** BEGIN **

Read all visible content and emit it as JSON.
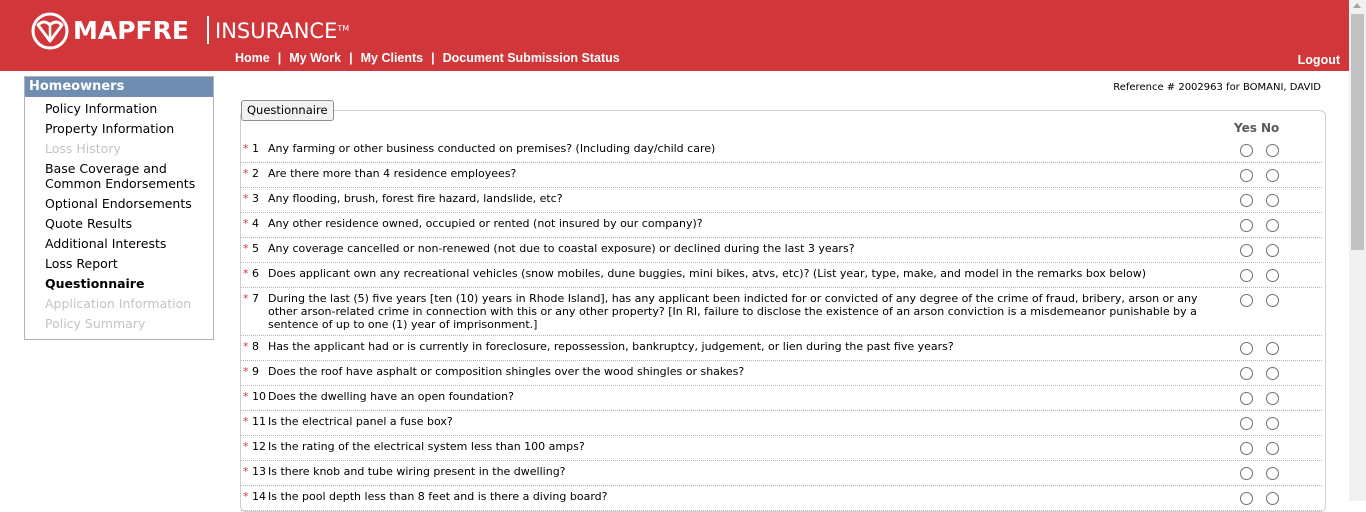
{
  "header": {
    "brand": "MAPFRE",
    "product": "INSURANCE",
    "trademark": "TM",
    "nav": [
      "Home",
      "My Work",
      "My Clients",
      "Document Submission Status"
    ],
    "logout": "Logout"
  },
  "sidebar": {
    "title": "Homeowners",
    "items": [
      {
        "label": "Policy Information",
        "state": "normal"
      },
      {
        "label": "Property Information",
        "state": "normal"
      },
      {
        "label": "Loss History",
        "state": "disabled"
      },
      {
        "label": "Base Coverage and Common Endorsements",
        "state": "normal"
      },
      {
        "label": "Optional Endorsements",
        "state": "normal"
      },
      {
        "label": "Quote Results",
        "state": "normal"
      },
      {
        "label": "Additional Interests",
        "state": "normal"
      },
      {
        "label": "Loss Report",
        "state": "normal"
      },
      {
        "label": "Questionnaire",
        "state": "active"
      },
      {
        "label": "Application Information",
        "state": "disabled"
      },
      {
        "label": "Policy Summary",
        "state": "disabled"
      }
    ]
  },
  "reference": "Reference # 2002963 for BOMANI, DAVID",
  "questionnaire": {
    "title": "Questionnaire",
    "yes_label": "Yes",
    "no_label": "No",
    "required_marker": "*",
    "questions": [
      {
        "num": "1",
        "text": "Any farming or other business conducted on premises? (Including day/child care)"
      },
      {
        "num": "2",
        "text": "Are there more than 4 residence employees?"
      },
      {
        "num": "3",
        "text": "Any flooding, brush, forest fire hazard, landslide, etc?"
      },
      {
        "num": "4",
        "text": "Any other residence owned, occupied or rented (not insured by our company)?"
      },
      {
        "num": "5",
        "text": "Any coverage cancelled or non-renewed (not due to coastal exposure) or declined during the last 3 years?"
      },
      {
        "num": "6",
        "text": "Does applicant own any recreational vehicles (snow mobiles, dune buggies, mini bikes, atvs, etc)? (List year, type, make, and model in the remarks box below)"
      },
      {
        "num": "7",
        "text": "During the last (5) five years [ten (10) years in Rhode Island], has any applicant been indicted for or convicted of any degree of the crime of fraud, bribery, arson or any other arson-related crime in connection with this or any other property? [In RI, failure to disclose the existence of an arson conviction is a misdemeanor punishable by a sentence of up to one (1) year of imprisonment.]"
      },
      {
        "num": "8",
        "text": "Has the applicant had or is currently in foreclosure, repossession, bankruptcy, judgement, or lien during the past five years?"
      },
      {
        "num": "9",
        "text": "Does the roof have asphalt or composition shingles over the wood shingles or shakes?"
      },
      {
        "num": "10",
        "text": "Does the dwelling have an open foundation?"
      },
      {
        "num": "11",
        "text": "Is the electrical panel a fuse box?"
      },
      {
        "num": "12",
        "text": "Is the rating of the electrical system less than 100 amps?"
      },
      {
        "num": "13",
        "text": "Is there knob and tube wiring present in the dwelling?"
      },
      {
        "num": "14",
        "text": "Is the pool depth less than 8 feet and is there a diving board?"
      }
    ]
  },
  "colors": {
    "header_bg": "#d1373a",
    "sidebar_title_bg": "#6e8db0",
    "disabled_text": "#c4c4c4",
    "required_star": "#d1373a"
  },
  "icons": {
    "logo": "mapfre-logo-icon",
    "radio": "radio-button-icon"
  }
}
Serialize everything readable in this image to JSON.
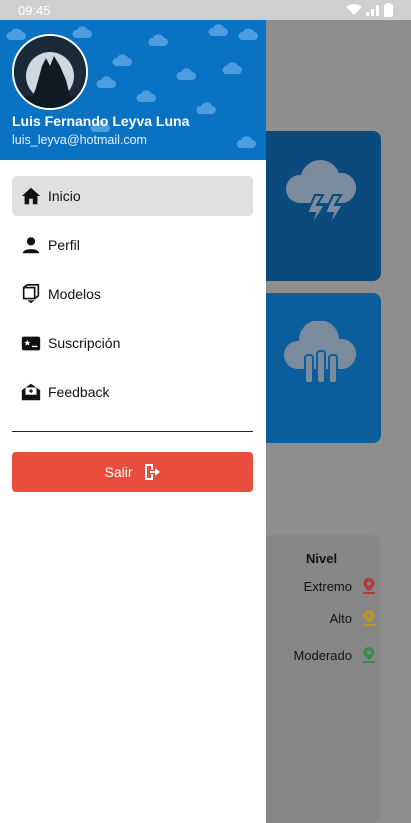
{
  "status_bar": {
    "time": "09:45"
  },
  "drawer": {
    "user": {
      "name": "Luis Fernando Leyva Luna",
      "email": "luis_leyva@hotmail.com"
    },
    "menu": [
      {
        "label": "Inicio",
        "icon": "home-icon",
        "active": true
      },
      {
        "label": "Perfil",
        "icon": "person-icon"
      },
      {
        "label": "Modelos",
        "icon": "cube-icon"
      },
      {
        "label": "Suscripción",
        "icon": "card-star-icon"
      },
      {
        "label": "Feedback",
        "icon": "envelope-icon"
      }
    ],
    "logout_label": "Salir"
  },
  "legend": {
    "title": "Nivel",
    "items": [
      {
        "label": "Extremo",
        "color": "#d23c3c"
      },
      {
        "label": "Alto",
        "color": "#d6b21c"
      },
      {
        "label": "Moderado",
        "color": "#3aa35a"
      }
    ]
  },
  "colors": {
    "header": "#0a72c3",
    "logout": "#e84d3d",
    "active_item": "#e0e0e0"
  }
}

** END **

- **Stated goal**:
Track down every line holding the string "than" and copy it.

- **Expected answer**:
        "text": "Are there more than 4 residence employees?"
        "text": "Is the rating of the electrical system less than 100 amps?"
        "text": "Is the pool depth less than 8 feet and is there a diving board?"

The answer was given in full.